→ YOUR GOAL
Nothing should be left out: output all of the entries exactly.
─── RAW DATA ───
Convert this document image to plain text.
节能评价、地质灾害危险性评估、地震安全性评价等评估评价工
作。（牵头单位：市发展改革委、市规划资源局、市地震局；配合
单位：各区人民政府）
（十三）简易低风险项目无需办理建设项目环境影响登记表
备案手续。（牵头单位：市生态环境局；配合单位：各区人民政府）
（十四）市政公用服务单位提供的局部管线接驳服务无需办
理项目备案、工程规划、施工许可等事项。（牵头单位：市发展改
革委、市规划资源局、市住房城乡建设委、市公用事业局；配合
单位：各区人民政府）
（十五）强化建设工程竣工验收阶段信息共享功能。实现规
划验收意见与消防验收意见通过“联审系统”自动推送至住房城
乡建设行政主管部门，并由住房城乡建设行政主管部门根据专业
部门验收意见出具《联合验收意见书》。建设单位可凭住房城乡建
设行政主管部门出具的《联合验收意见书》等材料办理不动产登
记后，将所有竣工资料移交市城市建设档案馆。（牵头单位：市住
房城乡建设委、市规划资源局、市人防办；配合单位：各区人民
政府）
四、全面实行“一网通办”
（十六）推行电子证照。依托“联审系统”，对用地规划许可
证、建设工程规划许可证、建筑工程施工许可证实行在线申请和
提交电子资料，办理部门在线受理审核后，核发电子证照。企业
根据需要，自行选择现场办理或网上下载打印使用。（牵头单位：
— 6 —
───
→ THE COMPLETED TASK
Convert this document image to plain text.
节能评价、地质灾害危险性评估、地震安全性评价等评估评价工
作。（牵头单位：市发展改革委、市规划资源局、市地震局；配合
单位：各区人民政府）
（十三）简易低风险项目无需办理建设项目环境影响登记表
备案手续。（牵头单位：市生态环境局；配合单位：各区人民政府）
（十四）市政公用服务单位提供的局部管线接驳服务无需办
理项目备案、工程规划、施工许可等事项。（牵头单位：市发展改
革委、市规划资源局、市住房城乡建设委、市公用事业局；配合
单位：各区人民政府）
（十五）强化建设工程竣工验收阶段信息共享功能。实现规
划验收意见与消防验收意见通过“联审系统”自动推送至住房城
乡建设行政主管部门，并由住房城乡建设行政主管部门根据专业
部门验收意见出具《联合验收意见书》。建设单位可凭住房城乡建
设行政主管部门出具的《联合验收意见书》等材料办理不动产登
记后，将所有竣工资料移交市城市建设档案馆。（牵头单位：市住
房城乡建设委、市规划资源局、市人防办；配合单位：各区人民
政府）
四、全面实行“一网通办”
（十六）推行电子证照。依托“联审系统”，对用地规划许可
证、建设工程规划许可证、建筑工程施工许可证实行在线申请和
提交电子资料，办理部门在线受理审核后，核发电子证照。企业
根据需要，自行选择现场办理或网上下载打印使用。（牵头单位：
— 6 —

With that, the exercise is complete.